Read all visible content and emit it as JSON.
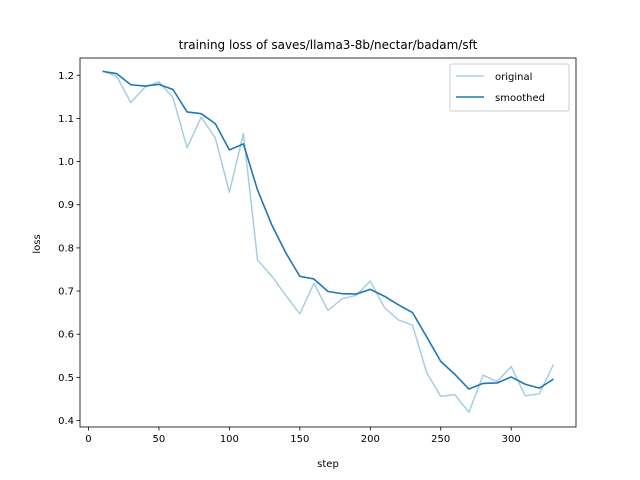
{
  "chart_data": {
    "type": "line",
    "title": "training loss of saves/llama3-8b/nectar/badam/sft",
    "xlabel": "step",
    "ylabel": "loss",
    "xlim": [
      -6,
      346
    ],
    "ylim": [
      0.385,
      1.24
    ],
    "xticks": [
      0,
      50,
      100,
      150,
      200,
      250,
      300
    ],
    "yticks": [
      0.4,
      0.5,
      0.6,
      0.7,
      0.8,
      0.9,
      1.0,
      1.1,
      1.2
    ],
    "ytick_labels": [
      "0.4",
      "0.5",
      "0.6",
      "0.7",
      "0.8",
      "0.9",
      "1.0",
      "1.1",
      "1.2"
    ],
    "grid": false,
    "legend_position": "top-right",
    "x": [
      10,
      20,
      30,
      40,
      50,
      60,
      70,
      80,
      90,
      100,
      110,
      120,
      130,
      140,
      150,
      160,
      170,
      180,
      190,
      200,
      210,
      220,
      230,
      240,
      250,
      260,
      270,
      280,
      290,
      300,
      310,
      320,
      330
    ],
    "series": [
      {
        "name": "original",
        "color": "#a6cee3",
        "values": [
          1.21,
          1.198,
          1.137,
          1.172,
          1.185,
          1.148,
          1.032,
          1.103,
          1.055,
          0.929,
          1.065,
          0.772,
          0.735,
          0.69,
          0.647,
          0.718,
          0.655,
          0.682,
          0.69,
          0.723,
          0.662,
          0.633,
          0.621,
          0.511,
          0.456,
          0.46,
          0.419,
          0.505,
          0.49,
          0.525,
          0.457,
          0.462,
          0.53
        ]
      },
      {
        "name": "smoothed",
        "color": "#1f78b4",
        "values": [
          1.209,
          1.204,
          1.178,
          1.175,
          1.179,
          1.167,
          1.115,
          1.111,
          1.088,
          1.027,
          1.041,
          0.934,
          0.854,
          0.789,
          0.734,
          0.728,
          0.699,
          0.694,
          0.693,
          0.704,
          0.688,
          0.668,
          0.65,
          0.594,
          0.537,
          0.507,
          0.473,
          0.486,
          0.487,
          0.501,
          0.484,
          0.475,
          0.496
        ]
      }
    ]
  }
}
# # # # #
- **Problem details**: The answer is the number of lines in the preceding material that hold "loss"; write that number and nothing else.

- **Reply to the exercise**: 2